The input

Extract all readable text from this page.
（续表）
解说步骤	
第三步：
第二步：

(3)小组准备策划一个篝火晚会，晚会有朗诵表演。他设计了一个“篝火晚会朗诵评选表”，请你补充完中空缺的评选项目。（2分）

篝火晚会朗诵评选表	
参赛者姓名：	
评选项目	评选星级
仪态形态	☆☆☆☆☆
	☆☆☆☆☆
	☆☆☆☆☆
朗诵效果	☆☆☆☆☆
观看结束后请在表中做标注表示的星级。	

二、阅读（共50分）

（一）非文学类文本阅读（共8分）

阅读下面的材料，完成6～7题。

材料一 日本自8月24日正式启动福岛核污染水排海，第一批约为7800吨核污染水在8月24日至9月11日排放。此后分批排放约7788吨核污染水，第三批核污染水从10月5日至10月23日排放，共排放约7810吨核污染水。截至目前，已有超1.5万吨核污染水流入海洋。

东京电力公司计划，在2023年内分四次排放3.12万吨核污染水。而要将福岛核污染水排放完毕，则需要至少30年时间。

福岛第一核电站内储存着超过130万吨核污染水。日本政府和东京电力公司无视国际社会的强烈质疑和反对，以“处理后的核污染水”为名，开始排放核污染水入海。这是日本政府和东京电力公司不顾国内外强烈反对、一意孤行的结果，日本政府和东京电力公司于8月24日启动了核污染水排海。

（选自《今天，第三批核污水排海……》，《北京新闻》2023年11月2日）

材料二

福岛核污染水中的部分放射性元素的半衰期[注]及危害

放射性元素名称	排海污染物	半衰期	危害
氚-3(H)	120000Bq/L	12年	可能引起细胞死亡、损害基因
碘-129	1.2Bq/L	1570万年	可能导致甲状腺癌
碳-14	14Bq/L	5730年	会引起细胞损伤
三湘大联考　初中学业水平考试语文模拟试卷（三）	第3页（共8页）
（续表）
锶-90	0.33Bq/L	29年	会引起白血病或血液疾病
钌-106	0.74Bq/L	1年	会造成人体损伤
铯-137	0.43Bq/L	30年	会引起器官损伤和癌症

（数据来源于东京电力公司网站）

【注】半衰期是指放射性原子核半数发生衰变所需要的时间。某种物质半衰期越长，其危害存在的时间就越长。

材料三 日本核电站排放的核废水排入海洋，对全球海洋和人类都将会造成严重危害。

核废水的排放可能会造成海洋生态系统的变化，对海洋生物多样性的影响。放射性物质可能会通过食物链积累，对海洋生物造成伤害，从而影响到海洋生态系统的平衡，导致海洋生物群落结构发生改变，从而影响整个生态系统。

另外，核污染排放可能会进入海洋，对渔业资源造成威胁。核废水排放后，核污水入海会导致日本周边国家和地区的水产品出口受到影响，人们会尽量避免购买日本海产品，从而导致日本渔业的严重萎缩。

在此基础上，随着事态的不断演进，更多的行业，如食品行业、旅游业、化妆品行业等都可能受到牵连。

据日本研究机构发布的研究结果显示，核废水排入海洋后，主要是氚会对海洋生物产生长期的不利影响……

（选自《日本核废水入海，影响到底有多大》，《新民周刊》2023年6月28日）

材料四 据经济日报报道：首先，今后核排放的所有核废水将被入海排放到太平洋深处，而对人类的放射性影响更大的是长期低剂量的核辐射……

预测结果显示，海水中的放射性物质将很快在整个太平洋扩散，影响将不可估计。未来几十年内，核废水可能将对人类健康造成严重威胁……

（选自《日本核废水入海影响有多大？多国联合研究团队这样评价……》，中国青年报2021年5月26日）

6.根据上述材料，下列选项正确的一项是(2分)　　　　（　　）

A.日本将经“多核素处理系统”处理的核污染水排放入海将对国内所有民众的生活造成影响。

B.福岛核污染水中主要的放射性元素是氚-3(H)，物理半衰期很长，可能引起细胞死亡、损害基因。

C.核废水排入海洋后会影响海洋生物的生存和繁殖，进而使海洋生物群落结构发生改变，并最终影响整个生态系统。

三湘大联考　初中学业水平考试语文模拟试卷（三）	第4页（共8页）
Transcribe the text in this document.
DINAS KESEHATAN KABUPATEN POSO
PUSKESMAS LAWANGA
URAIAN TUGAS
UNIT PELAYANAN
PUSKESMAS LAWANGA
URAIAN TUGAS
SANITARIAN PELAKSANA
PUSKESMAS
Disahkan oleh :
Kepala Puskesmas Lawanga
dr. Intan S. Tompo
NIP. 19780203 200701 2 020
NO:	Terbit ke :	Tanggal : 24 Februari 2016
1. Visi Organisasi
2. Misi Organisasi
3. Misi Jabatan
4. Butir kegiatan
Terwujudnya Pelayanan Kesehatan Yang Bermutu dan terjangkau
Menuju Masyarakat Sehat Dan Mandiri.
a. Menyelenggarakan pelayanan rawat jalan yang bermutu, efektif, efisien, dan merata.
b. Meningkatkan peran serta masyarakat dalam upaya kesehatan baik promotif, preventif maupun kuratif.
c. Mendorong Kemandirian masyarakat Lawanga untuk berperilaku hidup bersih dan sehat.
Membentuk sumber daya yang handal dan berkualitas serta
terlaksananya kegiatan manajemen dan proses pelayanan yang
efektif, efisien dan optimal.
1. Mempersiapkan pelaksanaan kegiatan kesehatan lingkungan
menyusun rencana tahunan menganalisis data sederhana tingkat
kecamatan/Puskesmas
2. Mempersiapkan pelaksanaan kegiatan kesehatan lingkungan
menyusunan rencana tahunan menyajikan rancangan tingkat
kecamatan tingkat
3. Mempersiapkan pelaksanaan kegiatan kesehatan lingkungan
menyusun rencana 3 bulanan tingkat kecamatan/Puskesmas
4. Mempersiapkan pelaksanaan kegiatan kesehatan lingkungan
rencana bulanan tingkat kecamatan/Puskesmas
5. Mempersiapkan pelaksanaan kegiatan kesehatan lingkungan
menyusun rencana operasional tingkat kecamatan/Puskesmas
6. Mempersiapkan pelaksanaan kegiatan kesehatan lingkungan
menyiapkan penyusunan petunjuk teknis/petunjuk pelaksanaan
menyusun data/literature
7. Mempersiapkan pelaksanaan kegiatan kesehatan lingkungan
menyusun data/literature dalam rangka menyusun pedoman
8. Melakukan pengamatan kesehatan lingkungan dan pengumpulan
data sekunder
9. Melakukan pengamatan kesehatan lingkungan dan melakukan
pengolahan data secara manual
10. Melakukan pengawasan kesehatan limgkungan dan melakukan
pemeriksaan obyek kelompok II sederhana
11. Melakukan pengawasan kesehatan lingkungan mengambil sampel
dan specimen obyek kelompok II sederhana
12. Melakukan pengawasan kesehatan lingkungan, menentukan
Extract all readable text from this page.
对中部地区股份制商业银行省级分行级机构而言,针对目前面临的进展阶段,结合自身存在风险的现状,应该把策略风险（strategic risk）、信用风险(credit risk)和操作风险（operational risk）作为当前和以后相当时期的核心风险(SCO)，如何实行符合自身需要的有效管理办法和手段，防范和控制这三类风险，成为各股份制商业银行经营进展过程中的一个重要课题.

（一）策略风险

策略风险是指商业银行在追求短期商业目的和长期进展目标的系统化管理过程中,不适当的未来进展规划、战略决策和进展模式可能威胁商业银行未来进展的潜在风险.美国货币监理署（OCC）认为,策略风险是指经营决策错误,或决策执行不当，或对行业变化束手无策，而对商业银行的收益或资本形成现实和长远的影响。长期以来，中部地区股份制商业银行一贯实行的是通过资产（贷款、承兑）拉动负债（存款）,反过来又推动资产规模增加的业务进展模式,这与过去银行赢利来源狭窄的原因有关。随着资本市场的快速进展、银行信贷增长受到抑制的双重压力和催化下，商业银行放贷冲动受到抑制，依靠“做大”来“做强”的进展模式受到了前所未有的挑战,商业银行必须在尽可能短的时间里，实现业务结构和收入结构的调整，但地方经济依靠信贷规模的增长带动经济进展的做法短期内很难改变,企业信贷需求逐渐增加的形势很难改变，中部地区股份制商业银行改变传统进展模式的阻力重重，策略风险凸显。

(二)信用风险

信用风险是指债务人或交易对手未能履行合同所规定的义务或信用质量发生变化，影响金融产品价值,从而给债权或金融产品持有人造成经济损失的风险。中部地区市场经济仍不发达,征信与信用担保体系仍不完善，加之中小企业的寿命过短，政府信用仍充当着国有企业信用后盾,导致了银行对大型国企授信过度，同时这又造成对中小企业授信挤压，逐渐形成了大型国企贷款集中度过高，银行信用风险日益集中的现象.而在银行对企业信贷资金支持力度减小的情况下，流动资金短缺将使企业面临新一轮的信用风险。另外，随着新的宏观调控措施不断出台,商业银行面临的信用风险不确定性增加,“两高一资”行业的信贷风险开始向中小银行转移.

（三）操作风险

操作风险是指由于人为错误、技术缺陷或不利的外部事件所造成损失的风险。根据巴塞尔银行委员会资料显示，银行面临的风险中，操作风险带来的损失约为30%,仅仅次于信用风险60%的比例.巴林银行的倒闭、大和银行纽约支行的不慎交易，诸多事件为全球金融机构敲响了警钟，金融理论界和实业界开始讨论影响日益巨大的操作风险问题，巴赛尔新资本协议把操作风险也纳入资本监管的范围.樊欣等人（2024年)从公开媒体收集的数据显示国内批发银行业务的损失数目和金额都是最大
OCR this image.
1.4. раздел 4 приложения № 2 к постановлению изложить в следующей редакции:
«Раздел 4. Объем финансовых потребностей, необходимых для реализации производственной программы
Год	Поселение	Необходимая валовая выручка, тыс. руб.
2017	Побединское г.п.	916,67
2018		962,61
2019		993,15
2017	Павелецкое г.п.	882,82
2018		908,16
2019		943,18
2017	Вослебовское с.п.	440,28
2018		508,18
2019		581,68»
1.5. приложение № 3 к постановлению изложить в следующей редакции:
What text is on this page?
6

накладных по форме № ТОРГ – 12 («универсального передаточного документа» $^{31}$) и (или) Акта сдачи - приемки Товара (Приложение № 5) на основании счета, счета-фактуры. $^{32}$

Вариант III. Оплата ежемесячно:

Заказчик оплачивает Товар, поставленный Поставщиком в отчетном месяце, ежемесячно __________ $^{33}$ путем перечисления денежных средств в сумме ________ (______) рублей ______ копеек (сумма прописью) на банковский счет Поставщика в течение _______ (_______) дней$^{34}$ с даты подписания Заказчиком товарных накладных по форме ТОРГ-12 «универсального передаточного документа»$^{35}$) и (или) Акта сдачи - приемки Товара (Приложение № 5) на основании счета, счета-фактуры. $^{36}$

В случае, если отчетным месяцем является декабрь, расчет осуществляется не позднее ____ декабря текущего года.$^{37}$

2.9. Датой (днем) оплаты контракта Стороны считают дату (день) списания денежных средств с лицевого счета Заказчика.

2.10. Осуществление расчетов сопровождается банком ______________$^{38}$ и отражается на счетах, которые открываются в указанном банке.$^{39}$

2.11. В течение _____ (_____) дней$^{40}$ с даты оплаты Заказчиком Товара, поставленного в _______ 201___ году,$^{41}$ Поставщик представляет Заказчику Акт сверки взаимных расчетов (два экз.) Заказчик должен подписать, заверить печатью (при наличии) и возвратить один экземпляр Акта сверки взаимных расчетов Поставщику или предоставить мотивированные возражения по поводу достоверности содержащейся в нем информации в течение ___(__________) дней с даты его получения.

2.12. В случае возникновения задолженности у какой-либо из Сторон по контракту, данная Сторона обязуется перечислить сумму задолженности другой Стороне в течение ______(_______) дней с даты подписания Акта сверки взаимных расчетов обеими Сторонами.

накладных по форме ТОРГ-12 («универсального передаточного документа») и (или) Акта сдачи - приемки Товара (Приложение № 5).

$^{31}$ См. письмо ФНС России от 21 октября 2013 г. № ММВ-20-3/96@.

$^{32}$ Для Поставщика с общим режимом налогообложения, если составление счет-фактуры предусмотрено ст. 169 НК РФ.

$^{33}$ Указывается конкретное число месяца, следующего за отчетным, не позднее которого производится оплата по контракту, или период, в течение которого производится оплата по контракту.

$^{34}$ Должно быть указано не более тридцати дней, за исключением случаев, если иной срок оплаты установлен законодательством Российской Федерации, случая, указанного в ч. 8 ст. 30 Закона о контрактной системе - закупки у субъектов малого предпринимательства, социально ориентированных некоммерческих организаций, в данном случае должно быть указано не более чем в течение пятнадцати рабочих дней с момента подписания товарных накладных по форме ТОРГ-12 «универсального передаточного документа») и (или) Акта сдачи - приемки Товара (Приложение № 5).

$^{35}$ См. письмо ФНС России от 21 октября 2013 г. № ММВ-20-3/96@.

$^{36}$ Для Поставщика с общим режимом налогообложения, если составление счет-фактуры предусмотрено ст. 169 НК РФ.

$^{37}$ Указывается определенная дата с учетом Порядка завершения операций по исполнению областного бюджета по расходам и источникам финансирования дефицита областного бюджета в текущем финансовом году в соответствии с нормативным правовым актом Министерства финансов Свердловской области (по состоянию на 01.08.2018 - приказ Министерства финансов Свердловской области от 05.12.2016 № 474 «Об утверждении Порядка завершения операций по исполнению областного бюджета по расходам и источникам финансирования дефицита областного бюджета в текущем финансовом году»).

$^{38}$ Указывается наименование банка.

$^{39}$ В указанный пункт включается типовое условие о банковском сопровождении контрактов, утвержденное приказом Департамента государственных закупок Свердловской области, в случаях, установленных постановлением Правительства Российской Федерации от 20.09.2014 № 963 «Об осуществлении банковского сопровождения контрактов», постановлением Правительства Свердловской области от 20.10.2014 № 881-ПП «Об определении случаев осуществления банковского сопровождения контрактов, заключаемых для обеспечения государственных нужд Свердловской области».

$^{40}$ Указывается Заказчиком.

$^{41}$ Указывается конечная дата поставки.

Job
Look through the data above. Find each line with the string "text" and copy it.

Result
Extract all readable text from this page.
Transcribe the text in this document.
Extract all readable text from this page.
What text is on this page?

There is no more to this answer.